| WHAT TO PRODUCE |
Output every record below exactly as it appears.
# Start of DATA LINES
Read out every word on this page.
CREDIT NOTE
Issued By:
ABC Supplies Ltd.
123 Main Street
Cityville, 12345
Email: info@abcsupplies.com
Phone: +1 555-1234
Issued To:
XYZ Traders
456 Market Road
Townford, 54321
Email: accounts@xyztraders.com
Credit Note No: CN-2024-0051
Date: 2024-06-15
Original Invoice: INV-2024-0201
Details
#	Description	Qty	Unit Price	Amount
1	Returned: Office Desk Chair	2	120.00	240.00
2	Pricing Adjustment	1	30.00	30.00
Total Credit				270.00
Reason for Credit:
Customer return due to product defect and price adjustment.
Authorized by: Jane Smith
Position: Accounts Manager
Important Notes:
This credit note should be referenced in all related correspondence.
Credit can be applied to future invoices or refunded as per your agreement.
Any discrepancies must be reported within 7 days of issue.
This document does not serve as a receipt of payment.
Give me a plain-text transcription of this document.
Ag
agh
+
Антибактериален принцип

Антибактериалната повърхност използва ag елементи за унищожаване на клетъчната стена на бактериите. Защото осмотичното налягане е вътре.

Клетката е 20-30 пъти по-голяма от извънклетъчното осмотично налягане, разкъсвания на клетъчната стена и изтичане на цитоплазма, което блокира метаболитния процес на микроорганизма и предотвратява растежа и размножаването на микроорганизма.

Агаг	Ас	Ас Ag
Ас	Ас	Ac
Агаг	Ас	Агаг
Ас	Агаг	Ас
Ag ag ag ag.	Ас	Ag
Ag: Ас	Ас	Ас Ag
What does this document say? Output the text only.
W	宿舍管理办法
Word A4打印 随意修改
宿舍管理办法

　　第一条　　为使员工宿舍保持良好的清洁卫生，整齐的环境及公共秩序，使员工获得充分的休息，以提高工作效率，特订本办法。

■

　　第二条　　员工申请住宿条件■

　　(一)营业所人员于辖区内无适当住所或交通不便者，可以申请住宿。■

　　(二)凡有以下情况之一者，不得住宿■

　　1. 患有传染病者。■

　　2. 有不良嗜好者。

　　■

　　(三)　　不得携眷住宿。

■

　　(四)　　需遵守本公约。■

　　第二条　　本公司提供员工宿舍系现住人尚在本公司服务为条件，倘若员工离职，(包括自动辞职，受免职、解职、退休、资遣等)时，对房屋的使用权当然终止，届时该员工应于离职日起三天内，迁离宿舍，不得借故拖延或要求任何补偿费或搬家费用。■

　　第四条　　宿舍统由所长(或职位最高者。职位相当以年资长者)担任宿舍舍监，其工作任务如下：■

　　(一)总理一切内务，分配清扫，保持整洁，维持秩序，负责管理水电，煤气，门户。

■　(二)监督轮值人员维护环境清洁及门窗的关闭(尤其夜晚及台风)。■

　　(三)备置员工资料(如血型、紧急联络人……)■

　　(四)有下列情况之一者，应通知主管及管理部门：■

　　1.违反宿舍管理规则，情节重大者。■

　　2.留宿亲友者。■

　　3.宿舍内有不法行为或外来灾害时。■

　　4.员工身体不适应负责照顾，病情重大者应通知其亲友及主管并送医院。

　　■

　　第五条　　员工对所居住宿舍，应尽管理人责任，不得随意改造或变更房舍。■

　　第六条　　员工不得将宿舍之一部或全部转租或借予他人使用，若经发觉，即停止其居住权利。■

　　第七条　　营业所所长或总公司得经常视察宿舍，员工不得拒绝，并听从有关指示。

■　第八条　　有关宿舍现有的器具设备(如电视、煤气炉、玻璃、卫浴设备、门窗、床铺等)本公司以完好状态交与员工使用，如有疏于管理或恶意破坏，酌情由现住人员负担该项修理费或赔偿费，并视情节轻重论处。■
# End of DATA LINES
| THE ANSWER |
Read out every word on this page.
CREDIT NOTE
Issued By:
ABC Supplies Ltd.
123 Main Street
Cityville, 12345
Email: info@abcsupplies.com
Phone: +1 555-1234
Issued To:
XYZ Traders
456 Market Road
Townford, 54321
Email: accounts@xyztraders.com
Credit Note No: CN-2024-0051
Date: 2024-06-15
Original Invoice: INV-2024-0201
Details
#	Description	Qty	Unit Price	Amount
1	Returned: Office Desk Chair	2	120.00	240.00
2	Pricing Adjustment	1	30.00	30.00
Total Credit				270.00
Reason for Credit:
Customer return due to product defect and price adjustment.
Authorized by: Jane Smith
Position: Accounts Manager
Important Notes:
This credit note should be referenced in all related correspondence.
Credit can be applied to future invoices or refunded as per your agreement.
Any discrepancies must be reported within 7 days of issue.
This document does not serve as a receipt of payment.
Give me a plain-text transcription of this document.
Ag
agh
+
Антибактериален принцип

Антибактериалната повърхност използва ag елементи за унищожаване на клетъчната стена на бактериите. Защото осмотичното налягане е вътре.

Клетката е 20-30 пъти по-голяма от извънклетъчното осмотично налягане, разкъсвания на клетъчната стена и изтичане на цитоплазма, което блокира метаболитния процес на микроорганизма и предотвратява растежа и размножаването на микроорганизма.

Агаг	Ас	Ас Ag
Ас	Ас	Ac
Агаг	Ас	Агаг
Ас	Агаг	Ас
Ag ag ag ag.	Ас	Ag
Ag: Ас	Ас	Ас Ag
What does this document say? Output the text only.
W	宿舍管理办法
Word A4打印 随意修改
宿舍管理办法

　　第一条　　为使员工宿舍保持良好的清洁卫生，整齐的环境及公共秩序，使员工获得充分的休息，以提高工作效率，特订本办法。

■

　　第二条　　员工申请住宿条件■

　　(一)营业所人员于辖区内无适当住所或交通不便者，可以申请住宿。■

　　(二)凡有以下情况之一者，不得住宿■

　　1. 患有传染病者。■

　　2. 有不良嗜好者。

　　■

　　(三)　　不得携眷住宿。

■

　　(四)　　需遵守本公约。■

　　第二条　　本公司提供员工宿舍系现住人尚在本公司服务为条件，倘若员工离职，(包括自动辞职，受免职、解职、退休、资遣等)时，对房屋的使用权当然终止，届时该员工应于离职日起三天内，迁离宿舍，不得借故拖延或要求任何补偿费或搬家费用。■

　　第四条　　宿舍统由所长(或职位最高者。职位相当以年资长者)担任宿舍舍监，其工作任务如下：■

　　(一)总理一切内务，分配清扫，保持整洁，维持秩序，负责管理水电，煤气，门户。

■　(二)监督轮值人员维护环境清洁及门窗的关闭(尤其夜晚及台风)。■

　　(三)备置员工资料(如血型、紧急联络人……)■

　　(四)有下列情况之一者，应通知主管及管理部门：■

　　1.违反宿舍管理规则，情节重大者。■

　　2.留宿亲友者。■

　　3.宿舍内有不法行为或外来灾害时。■

　　4.员工身体不适应负责照顾，病情重大者应通知其亲友及主管并送医院。

　　■

　　第五条　　员工对所居住宿舍，应尽管理人责任，不得随意改造或变更房舍。■

　　第六条　　员工不得将宿舍之一部或全部转租或借予他人使用，若经发觉，即停止其居住权利。■

　　第七条　　营业所所长或总公司得经常视察宿舍，员工不得拒绝，并听从有关指示。

■　第八条　　有关宿舍现有的器具设备(如电视、煤气炉、玻璃、卫浴设备、门窗、床铺等)本公司以完好状态交与员工使用，如有疏于管理或恶意破坏，酌情由现住人员负担该项修理费或赔偿费，并视情节轻重论处。■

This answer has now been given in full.